- Directive -
Locate all lines with the word "rgba" and copy them out.
---
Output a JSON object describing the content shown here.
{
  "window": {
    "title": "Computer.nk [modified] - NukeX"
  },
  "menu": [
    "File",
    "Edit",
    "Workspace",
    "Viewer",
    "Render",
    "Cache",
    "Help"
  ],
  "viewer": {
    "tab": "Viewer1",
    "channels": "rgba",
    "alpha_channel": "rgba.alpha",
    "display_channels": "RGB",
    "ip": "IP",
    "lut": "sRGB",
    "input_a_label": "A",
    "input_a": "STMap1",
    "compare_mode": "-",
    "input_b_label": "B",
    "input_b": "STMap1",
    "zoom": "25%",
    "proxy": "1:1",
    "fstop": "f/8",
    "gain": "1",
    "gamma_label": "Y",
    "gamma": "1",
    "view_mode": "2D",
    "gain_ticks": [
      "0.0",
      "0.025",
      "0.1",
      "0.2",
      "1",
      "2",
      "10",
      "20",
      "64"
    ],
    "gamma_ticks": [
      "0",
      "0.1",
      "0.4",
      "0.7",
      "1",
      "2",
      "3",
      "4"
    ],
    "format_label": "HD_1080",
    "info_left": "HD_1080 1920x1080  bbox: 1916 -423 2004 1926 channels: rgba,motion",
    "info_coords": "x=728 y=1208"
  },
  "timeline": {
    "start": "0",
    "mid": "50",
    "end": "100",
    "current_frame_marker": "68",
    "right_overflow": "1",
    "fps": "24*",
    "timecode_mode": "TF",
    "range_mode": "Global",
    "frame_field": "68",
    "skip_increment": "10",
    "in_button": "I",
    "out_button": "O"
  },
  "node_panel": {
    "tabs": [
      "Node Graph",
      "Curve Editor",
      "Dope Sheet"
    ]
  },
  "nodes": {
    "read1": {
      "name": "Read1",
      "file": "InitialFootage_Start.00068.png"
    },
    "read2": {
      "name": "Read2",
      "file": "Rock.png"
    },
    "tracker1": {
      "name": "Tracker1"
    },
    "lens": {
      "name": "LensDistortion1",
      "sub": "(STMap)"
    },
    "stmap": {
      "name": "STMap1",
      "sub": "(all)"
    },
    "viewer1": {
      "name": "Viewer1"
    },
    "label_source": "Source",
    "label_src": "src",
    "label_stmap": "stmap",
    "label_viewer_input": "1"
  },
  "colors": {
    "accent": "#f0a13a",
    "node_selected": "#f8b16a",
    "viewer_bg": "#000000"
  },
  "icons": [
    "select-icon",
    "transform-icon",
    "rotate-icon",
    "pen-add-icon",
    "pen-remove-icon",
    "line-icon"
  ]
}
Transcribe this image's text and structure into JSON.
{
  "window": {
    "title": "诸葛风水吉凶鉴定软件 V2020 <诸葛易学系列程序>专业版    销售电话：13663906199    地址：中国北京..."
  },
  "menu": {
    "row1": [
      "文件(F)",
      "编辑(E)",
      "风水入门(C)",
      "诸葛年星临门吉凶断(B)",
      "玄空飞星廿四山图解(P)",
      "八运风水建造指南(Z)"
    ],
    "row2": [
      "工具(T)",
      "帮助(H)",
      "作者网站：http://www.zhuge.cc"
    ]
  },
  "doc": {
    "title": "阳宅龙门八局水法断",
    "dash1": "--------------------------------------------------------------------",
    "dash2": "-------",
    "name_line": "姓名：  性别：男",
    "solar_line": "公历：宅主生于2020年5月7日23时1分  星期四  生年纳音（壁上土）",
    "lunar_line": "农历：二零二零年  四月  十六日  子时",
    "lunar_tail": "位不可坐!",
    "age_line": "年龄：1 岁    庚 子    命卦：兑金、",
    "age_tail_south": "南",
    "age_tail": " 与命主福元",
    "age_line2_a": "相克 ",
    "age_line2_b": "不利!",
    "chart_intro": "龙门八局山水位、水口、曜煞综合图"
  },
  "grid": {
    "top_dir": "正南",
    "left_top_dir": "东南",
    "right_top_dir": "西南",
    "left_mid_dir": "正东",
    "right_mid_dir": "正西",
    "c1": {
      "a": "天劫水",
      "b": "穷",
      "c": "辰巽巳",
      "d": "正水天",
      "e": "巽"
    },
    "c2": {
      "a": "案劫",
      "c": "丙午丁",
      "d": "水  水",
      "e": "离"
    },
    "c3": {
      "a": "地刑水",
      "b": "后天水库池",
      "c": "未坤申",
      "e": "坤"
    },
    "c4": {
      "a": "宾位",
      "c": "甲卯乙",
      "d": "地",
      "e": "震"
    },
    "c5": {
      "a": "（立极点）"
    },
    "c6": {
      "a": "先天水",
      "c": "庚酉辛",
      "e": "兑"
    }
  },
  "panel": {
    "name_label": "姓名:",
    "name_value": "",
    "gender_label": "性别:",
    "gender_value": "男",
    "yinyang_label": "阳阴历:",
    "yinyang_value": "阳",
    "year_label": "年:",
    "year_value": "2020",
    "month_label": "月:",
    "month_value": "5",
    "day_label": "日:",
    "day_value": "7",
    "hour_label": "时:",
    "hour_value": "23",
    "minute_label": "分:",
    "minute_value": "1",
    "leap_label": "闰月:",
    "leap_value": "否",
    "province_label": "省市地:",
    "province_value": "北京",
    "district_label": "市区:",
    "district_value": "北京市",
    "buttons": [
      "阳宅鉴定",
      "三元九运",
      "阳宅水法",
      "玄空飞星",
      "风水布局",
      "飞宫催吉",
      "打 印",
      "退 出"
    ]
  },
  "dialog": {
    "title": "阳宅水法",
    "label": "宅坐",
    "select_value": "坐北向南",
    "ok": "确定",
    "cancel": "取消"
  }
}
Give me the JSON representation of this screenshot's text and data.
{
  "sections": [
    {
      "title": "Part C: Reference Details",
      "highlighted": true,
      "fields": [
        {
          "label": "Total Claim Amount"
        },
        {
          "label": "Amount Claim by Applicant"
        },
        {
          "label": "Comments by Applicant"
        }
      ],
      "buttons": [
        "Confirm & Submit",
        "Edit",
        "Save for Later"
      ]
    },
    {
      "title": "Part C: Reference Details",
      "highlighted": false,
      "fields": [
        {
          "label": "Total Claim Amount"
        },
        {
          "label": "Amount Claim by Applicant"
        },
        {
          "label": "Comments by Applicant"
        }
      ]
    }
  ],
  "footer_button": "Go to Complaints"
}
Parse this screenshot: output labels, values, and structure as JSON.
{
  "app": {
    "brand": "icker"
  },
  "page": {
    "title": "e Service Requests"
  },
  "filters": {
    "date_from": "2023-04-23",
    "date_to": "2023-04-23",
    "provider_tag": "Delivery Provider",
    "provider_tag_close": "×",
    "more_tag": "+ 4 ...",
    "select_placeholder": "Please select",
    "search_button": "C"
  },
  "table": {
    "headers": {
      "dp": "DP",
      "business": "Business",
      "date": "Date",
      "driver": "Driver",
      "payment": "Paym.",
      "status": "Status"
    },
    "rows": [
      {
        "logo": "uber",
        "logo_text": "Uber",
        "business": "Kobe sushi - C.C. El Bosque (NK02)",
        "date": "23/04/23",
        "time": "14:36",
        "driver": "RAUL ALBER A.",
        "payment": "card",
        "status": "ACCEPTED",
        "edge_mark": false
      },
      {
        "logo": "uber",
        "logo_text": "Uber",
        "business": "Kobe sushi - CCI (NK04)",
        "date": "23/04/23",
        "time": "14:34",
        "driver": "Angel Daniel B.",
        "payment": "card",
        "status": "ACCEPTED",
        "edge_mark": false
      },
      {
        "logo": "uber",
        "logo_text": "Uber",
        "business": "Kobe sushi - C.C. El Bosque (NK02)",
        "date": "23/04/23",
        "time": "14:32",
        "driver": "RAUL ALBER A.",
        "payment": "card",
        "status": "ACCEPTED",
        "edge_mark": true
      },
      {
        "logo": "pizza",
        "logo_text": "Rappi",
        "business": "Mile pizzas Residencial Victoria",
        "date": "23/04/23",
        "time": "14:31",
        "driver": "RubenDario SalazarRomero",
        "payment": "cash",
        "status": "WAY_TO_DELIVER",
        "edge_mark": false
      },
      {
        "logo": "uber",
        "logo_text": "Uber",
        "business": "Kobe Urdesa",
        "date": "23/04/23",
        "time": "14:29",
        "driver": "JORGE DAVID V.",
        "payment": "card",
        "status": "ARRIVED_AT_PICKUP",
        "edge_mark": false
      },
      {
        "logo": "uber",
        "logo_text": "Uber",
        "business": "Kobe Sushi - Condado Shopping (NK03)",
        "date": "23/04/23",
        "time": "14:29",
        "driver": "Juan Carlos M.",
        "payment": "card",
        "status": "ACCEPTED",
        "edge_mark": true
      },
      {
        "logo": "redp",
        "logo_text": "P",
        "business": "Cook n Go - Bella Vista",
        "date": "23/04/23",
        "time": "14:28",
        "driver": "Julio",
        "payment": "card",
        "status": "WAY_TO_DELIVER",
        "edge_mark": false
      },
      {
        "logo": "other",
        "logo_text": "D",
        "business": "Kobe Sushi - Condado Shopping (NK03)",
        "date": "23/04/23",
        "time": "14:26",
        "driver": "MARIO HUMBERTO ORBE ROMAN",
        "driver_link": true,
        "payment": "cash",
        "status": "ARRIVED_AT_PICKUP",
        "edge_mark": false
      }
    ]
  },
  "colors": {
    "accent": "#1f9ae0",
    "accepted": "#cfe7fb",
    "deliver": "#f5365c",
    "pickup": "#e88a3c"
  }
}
---
- Solution to this exercise -
    "channels": "rgba",
    "alpha_channel": "rgba.alpha",
    "info_left": "HD_1080 1920x1080  bbox: 1916 -423 2004 1926 channels: rgba,motion",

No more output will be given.